*Task instructions*.
Pictures stay out of your copy, but everything else in the records below must be repeated exactly.

*Input data*.
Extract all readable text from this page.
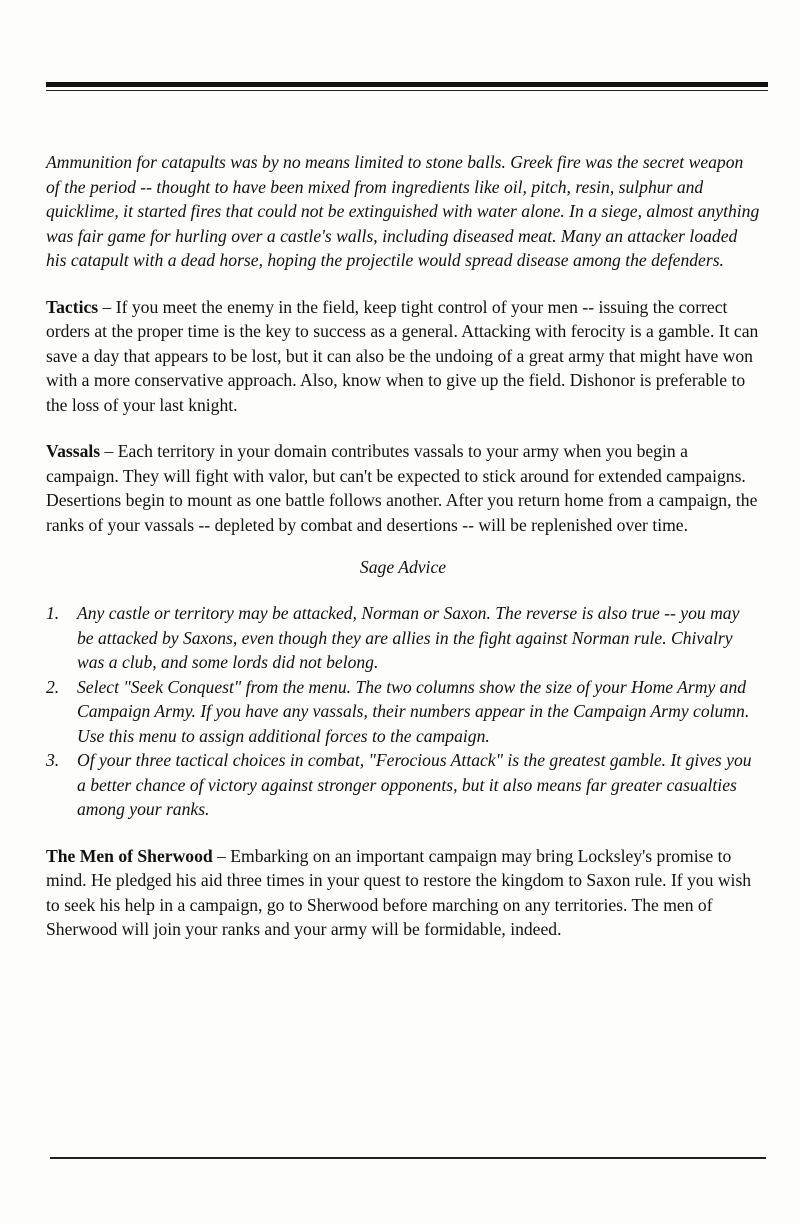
Ammunition for catapults was by no means limited to stone balls. Greek fire was the secret weapon of the period -- thought to have been mixed from ingredients like oil, pitch, resin, sulphur and quicklime, it started fires that could not be extinguished with water alone. In a siege, almost anything was fair game for hurling over a castle's walls, including diseased meat. Many an attacker loaded his catapult with a dead horse, hoping the projectile would spread disease among the defenders.

Tactics – If you meet the enemy in the field, keep tight control of your men -- issuing the correct orders at the proper time is the key to success as a general. Attacking with ferocity is a gamble. It can save a day that appears to be lost, but it can also be the undoing of a great army that might have won with a more conservative approach. Also, know when to give up the field. Dishonor is preferable to the loss of your last knight.

Vassals – Each territory in your domain contributes vassals to your army when you begin a campaign. They will fight with valor, but can't be expected to stick around for extended campaigns. Desertions begin to mount as one battle follows another. After you return home from a campaign, the ranks of your vassals -- depleted by combat and desertions -- will be replenished over time.

Sage Advice
1. Any castle or territory may be attacked, Norman or Saxon. The reverse is also true -- you may be attacked by Saxons, even though they are allies in the fight against Norman rule. Chivalry was a club, and some lords did not belong.
2. Select "Seek Conquest" from the menu. The two columns show the size of your Home Army and Campaign Army. If you have any vassals, their numbers appear in the Campaign Army column. Use this menu to assign additional forces to the campaign.
3. Of your three tactical choices in combat, "Ferocious Attack" is the greatest gamble. It gives you a better chance of victory against stronger opponents, but it also means far greater casualties among your ranks.

The Men of Sherwood – Embarking on an important campaign may bring Locksley's promise to mind. He pledged his aid three times in your quest to restore the kingdom to Saxon rule. If you wish to seek his help in a campaign, go to Sherwood before marching on any territories. The men of Sherwood will join your ranks and your army will be formidable, indeed.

*Finished task*.
Extract all readable text from this page.
Ammunition for catapults was by no means limited to stone balls. Greek fire was the secret weapon of the period -- thought to have been mixed from ingredients like oil, pitch, resin, sulphur and quicklime, it started fires that could not be extinguished with water alone. In a siege, almost anything was fair game for hurling over a castle's walls, including diseased meat. Many an attacker loaded his catapult with a dead horse, hoping the projectile would spread disease among the defenders.

Tactics – If you meet the enemy in the field, keep tight control of your men -- issuing the correct orders at the proper time is the key to success as a general. Attacking with ferocity is a gamble. It can save a day that appears to be lost, but it can also be the undoing of a great army that might have won with a more conservative approach. Also, know when to give up the field. Dishonor is preferable to the loss of your last knight.

Vassals – Each territory in your domain contributes vassals to your army when you begin a campaign. They will fight with valor, but can't be expected to stick around for extended campaigns. Desertions begin to mount as one battle follows another. After you return home from a campaign, the ranks of your vassals -- depleted by combat and desertions -- will be replenished over time.

Sage Advice
1. Any castle or territory may be attacked, Norman or Saxon. The reverse is also true -- you may be attacked by Saxons, even though they are allies in the fight against Norman rule. Chivalry was a club, and some lords did not belong.
2. Select "Seek Conquest" from the menu. The two columns show the size of your Home Army and Campaign Army. If you have any vassals, their numbers appear in the Campaign Army column. Use this menu to assign additional forces to the campaign.
3. Of your three tactical choices in combat, "Ferocious Attack" is the greatest gamble. It gives you a better chance of victory against stronger opponents, but it also means far greater casualties among your ranks.

The Men of Sherwood – Embarking on an important campaign may bring Locksley's promise to mind. He pledged his aid three times in your quest to restore the kingdom to Saxon rule. If you wish to seek his help in a campaign, go to Sherwood before marching on any territories. The men of Sherwood will join your ranks and your army will be formidable, indeed.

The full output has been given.